_Extracted data entries:_
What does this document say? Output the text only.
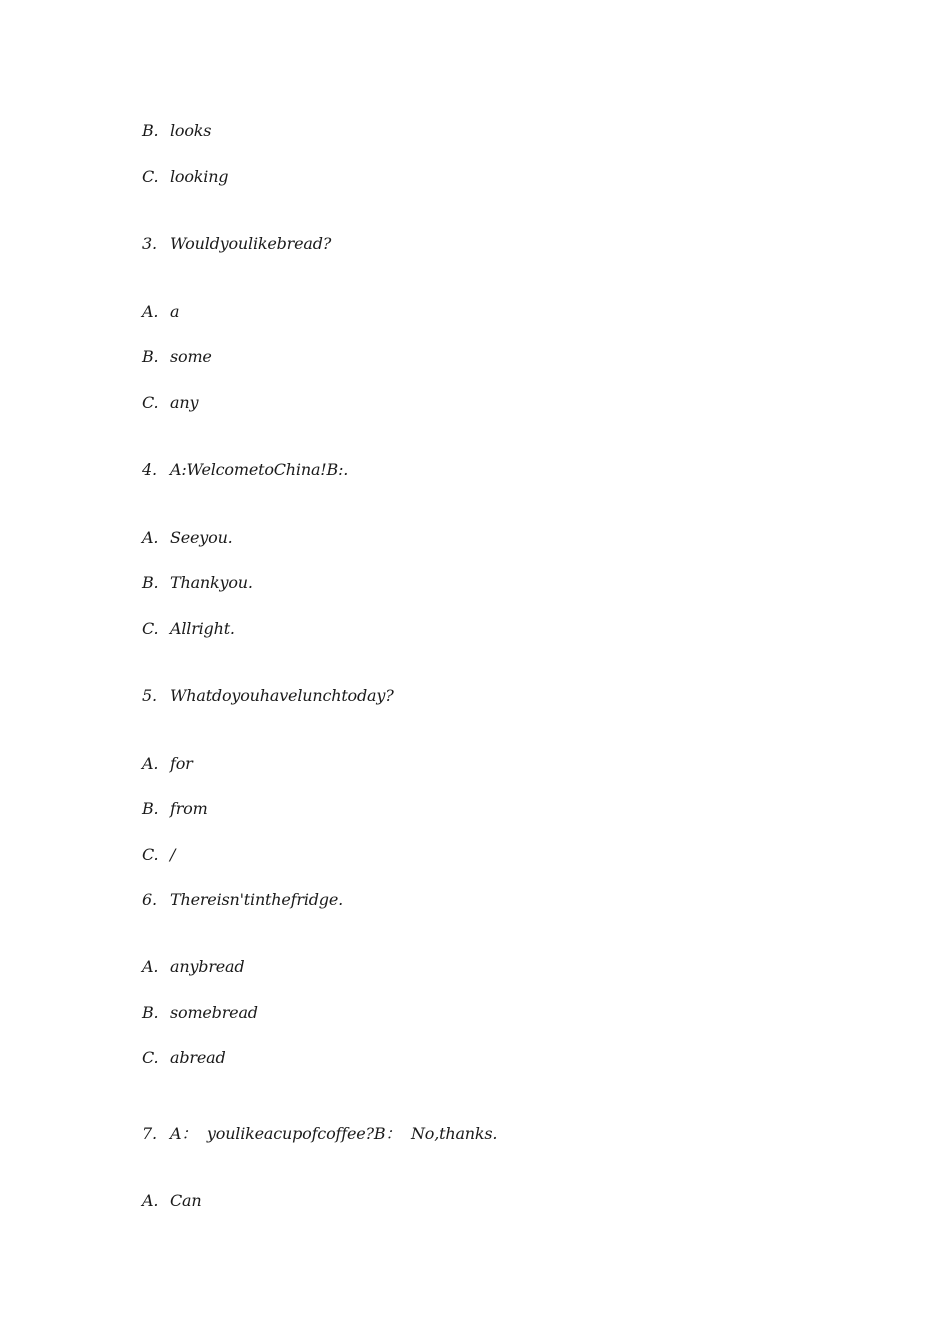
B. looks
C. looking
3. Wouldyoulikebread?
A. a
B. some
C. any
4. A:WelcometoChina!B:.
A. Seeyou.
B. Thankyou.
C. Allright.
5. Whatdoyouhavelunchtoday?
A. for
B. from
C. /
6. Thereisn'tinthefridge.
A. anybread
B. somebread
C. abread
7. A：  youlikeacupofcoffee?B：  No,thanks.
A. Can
--
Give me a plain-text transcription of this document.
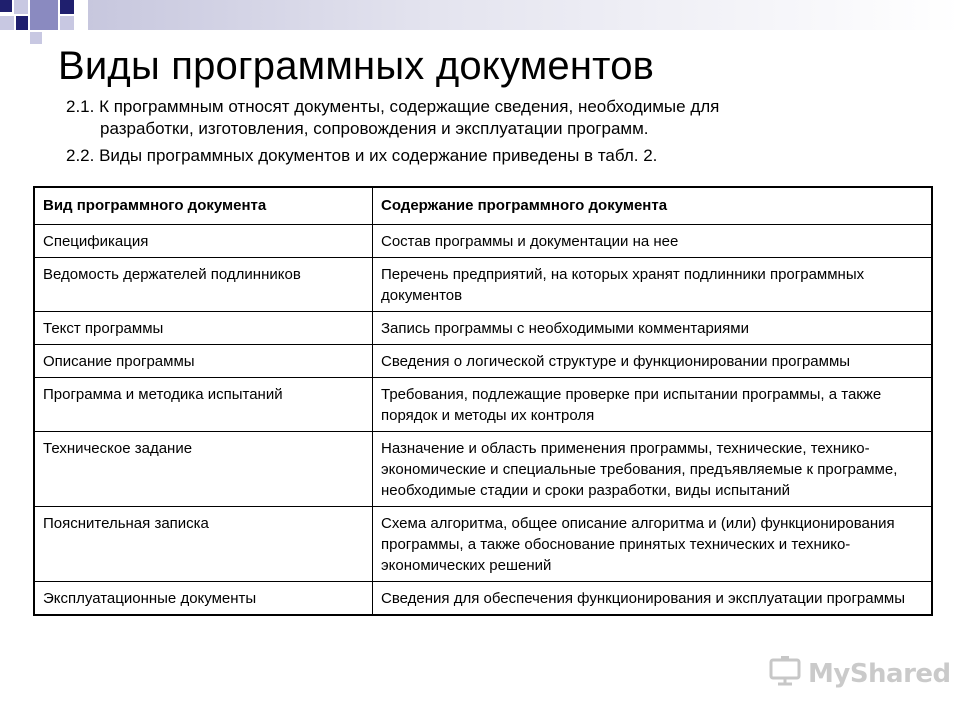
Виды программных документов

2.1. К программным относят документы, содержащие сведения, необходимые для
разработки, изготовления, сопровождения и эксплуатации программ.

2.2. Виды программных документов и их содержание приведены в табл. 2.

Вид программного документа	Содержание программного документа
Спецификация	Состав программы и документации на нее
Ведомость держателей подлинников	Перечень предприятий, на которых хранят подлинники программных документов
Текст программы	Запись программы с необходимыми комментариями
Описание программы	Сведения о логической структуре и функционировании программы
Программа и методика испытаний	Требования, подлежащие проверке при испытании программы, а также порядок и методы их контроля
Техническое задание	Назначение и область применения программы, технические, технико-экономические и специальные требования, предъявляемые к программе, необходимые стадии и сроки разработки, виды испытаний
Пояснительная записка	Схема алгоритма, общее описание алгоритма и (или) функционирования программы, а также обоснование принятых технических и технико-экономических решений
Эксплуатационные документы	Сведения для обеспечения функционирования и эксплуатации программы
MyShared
* * *
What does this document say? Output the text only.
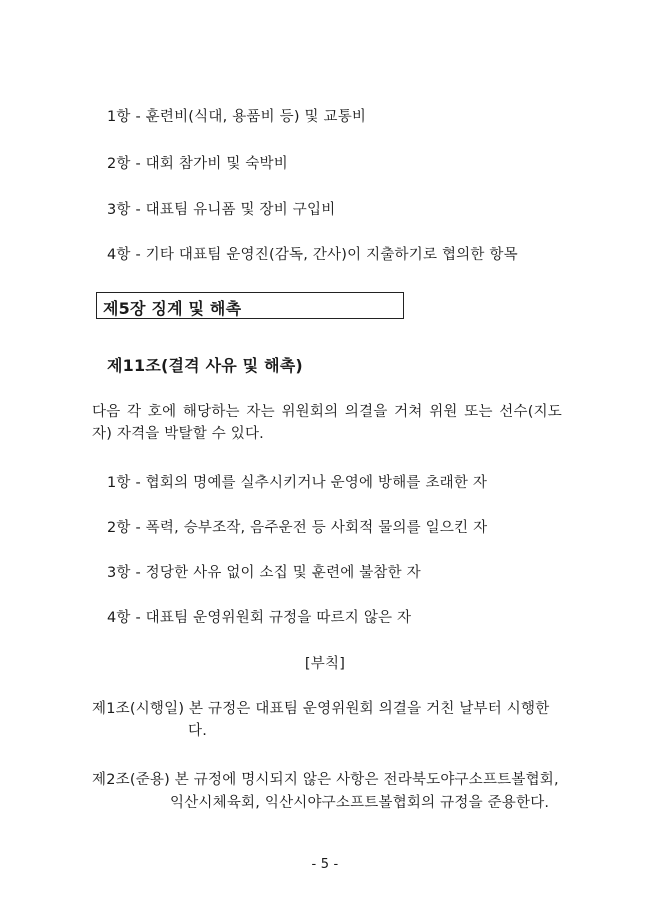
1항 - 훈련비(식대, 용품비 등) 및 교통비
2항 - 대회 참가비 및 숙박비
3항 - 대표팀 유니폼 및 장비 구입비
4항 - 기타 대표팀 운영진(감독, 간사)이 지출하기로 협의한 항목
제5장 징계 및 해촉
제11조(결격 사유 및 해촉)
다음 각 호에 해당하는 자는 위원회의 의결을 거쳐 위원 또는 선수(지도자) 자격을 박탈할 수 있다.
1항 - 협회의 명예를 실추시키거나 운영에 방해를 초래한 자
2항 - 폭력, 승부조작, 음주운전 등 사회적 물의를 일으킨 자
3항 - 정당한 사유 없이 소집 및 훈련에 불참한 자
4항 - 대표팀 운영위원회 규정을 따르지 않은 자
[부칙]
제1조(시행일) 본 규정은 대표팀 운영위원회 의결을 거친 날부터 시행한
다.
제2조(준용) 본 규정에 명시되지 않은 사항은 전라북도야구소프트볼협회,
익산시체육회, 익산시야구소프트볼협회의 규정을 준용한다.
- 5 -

_PROBLEM TO WORK ON:_ In the records, locate each line holding the string "необходимые" and copy it.

_ANSWER TO THE PROBLEM:_
2.1. К программным относят документы, содержащие сведения, необходимые для
Техническое задание	Назначение и область применения программы, технические, технико-экономические и специальные требования, предъявляемые к программе, необходимые стадии и сроки разработки, виды испытаний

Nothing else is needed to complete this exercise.